* [Instruction A]: In the records, rewrite the lines from the one containing "more-button[interactable]: ••• bbox=[586, 95, 607, 111]" through the one containing "tile-scan-duplex[interactable]: Scan Duplex", inclusive, replacing "star-icon" with "favorite-icon" and leaving everything else unchanged.

* [Provided text]:
........

Apparently the place I'm in now has a systematic way of walking since it's so big. It's the Drepung Monastery where the first Dalai Lama lived as the head of 10,000 people. I'm just writing down some notices that I've seen between the Indian and Tibetan Buddhas. Tibetan Buddhas are made with gold paint and often have large eyes - appaerently emblematic of the 5th Dalai Lama. They also have long ears. Along the walls are paintings, often times black with gold outlines and red parts of the figures. In the temple itself are colored pictures of Bodhisattvas and monks in their daily activities with bits of gold paint here and there. If the Buddha doesn't have big eyes they often have a 3rd eye or bindi. They are also always decorated wtih clothes. On the outside the windows have blue, yellow, red and white striped curtains at the very top of the window. The doors are big and wooden with a brass knob and handle in the middle of the door. I love these doors. The Buddha's hair is often blue and they are often wearing elaborate crowns and there is often some kind of arthi made of yak butter in front of the Buddha. Over the place where people sit during the "mass" (not sure what the word is here) are a bunch of long round wreaths that have different colored painted arrows on top of each other with pews to kneel on underneath. (Note that I am no art historian this is just my feeling.)

........

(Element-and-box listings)
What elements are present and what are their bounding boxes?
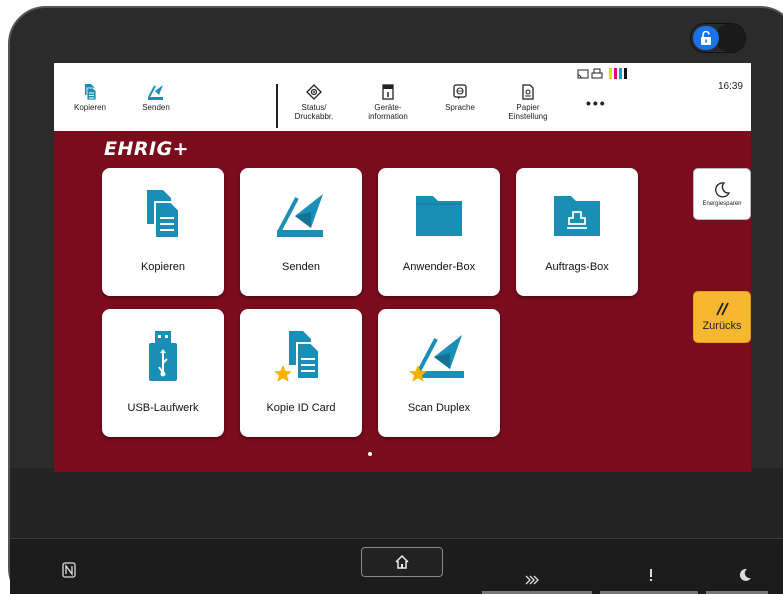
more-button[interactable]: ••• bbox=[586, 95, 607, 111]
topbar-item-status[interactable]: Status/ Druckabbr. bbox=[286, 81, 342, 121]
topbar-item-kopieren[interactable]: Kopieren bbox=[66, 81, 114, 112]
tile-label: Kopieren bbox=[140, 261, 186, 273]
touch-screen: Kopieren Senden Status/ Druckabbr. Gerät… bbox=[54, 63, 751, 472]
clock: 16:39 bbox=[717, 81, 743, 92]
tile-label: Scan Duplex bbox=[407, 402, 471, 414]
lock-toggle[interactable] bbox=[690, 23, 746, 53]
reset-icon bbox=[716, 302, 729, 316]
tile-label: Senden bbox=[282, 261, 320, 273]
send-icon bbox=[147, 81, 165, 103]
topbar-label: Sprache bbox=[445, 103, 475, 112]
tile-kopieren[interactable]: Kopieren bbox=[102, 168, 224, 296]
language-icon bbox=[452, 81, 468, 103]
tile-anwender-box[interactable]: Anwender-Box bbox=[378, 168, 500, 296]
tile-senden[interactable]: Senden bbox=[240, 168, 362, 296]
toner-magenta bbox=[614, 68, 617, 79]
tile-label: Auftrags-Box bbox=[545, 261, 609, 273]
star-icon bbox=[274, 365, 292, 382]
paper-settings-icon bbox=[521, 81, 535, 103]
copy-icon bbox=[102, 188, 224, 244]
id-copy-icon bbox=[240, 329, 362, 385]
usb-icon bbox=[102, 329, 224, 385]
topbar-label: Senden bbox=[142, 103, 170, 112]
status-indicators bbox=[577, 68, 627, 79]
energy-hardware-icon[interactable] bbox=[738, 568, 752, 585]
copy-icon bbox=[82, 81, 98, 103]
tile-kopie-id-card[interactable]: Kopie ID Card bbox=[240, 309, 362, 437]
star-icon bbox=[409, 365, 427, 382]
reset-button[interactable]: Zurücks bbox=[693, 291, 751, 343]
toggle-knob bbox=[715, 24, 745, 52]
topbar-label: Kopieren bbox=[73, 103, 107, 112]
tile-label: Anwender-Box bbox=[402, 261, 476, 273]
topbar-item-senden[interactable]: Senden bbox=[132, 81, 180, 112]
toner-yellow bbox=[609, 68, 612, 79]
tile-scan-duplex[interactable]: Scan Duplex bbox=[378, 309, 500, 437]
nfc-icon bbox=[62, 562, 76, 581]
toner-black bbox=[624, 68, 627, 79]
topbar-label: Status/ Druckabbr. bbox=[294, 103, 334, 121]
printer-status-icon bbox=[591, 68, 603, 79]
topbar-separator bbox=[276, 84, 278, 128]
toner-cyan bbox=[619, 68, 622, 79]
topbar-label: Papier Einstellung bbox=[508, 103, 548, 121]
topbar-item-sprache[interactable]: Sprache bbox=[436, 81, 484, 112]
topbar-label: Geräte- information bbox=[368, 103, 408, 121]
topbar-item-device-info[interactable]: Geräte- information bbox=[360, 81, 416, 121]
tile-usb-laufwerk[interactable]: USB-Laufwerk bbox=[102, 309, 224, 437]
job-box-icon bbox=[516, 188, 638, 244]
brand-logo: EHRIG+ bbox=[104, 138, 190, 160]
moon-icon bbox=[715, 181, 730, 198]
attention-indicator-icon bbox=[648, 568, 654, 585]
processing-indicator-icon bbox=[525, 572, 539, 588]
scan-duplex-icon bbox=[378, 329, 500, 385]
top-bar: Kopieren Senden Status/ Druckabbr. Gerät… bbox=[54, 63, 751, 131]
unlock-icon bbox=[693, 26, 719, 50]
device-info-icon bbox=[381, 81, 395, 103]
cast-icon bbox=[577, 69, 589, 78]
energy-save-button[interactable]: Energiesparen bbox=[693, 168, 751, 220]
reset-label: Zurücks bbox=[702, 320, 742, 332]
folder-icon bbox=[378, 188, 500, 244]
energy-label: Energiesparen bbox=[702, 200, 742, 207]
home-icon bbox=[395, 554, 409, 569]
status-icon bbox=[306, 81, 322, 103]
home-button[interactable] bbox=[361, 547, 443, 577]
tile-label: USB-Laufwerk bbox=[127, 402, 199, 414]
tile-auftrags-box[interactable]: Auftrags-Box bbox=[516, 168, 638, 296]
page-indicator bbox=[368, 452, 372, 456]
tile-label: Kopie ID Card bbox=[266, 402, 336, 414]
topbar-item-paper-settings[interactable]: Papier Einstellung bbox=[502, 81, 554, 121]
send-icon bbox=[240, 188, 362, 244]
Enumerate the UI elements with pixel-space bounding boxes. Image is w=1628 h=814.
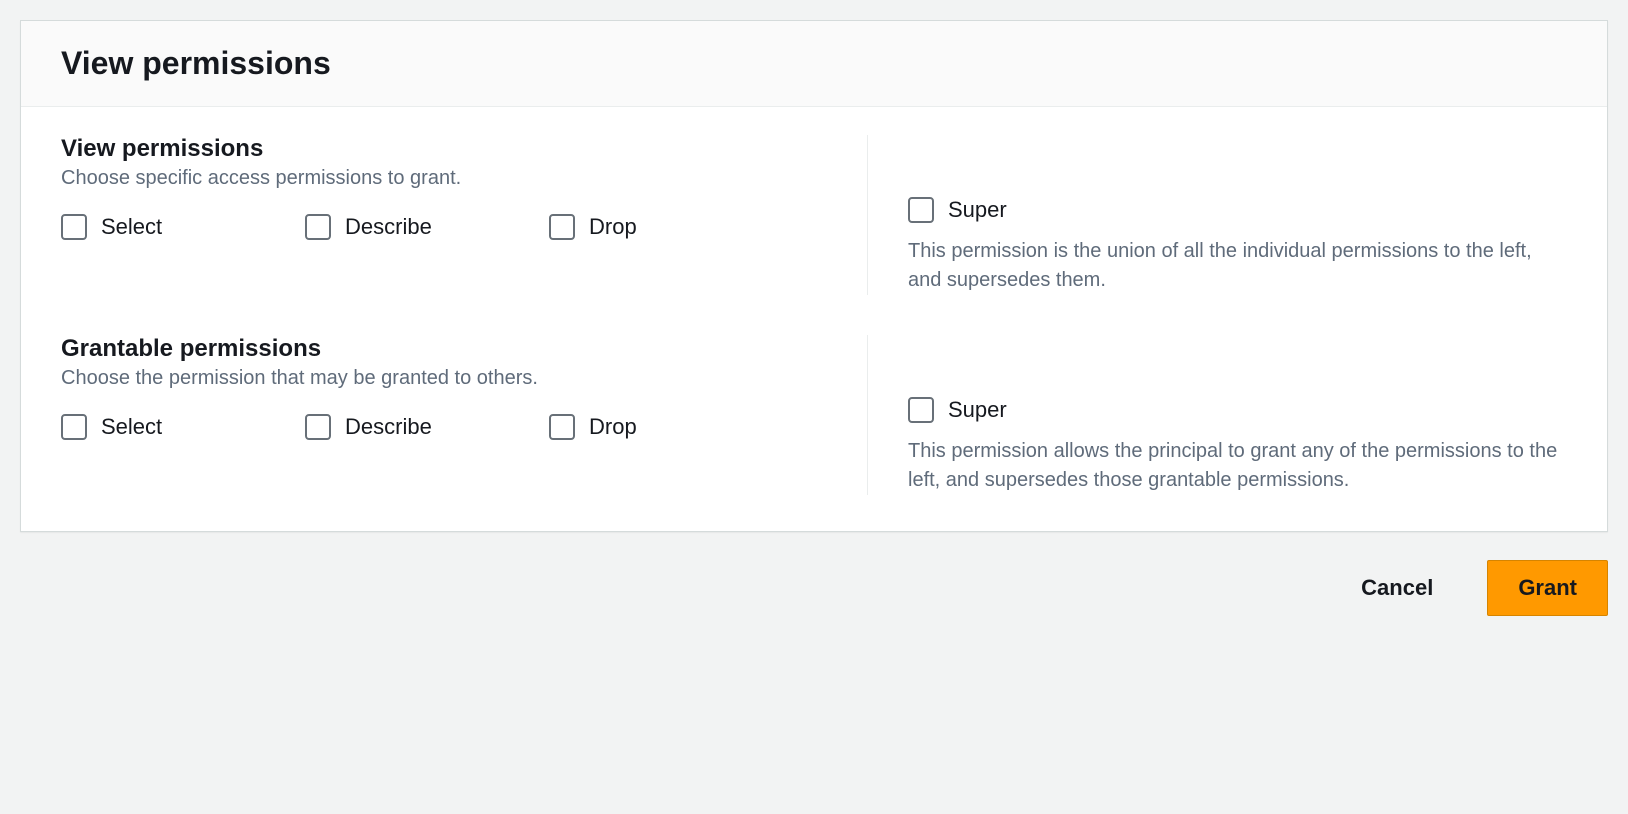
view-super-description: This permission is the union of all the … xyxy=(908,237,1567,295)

........

* [Instruction B]: Summarize the text about Drepung Monastery in two sentences.

* [Exercise response A]:
more-button[interactable]: ••• bbox=[586, 95, 607, 111]
topbar-item-status[interactable]: Status/ Druckabbr. bbox=[286, 81, 342, 121]
topbar-item-kopieren[interactable]: Kopieren bbox=[66, 81, 114, 112]
tile-label: Kopieren bbox=[140, 261, 186, 273]
touch-screen: Kopieren Senden Status/ Druckabbr. Gerät… bbox=[54, 63, 751, 472]
clock: 16:39 bbox=[717, 81, 743, 92]
tile-label: Scan Duplex bbox=[407, 402, 471, 414]
lock-toggle[interactable] bbox=[690, 23, 746, 53]
reset-icon bbox=[716, 302, 729, 316]
tile-label: Senden bbox=[282, 261, 320, 273]
send-icon bbox=[147, 81, 165, 103]
topbar-label: Sprache bbox=[445, 103, 475, 112]
tile-kopieren[interactable]: Kopieren bbox=[102, 168, 224, 296]
language-icon bbox=[452, 81, 468, 103]
tile-anwender-box[interactable]: Anwender-Box bbox=[378, 168, 500, 296]
tile-senden[interactable]: Senden bbox=[240, 168, 362, 296]
toner-magenta bbox=[614, 68, 617, 79]
tile-label: Auftrags-Box bbox=[545, 261, 609, 273]
favorite-icon bbox=[274, 365, 292, 382]
paper-settings-icon bbox=[521, 81, 535, 103]
copy-icon bbox=[102, 188, 224, 244]
id-copy-icon bbox=[240, 329, 362, 385]
usb-icon bbox=[102, 329, 224, 385]
topbar-label: Senden bbox=[142, 103, 170, 112]
status-indicators bbox=[577, 68, 627, 79]
energy-hardware-icon[interactable] bbox=[738, 568, 752, 585]
copy-icon bbox=[82, 81, 98, 103]
tile-kopie-id-card[interactable]: Kopie ID Card bbox=[240, 309, 362, 437]
favorite-icon bbox=[409, 365, 427, 382]
reset-button[interactable]: Zurücks bbox=[693, 291, 751, 343]
toggle-knob bbox=[715, 24, 745, 52]
topbar-label: Kopieren bbox=[73, 103, 107, 112]
tile-label: Anwender-Box bbox=[402, 261, 476, 273]
topbar-item-senden[interactable]: Senden bbox=[132, 81, 180, 112]
toner-yellow bbox=[609, 68, 612, 79]
tile-scan-duplex[interactable]: Scan Duplex bbox=[378, 309, 500, 437]

* [Exercise response B]: At the large Drepung Monastery, where the first Dalai Lama lived as head of 10,000 people, the writer notes that Tibetan Buddhas are gold-painted, often have large eyes or a third eye, long ears, clothing, blue hair and elaborate crowns. The writer also describes black, gold and red wall paintings, striped curtains at the tops of windows, big wooden doors with brass knobs, yak-butter arthis before the Buddhas, and painted wreaths hanging over kneeling pews.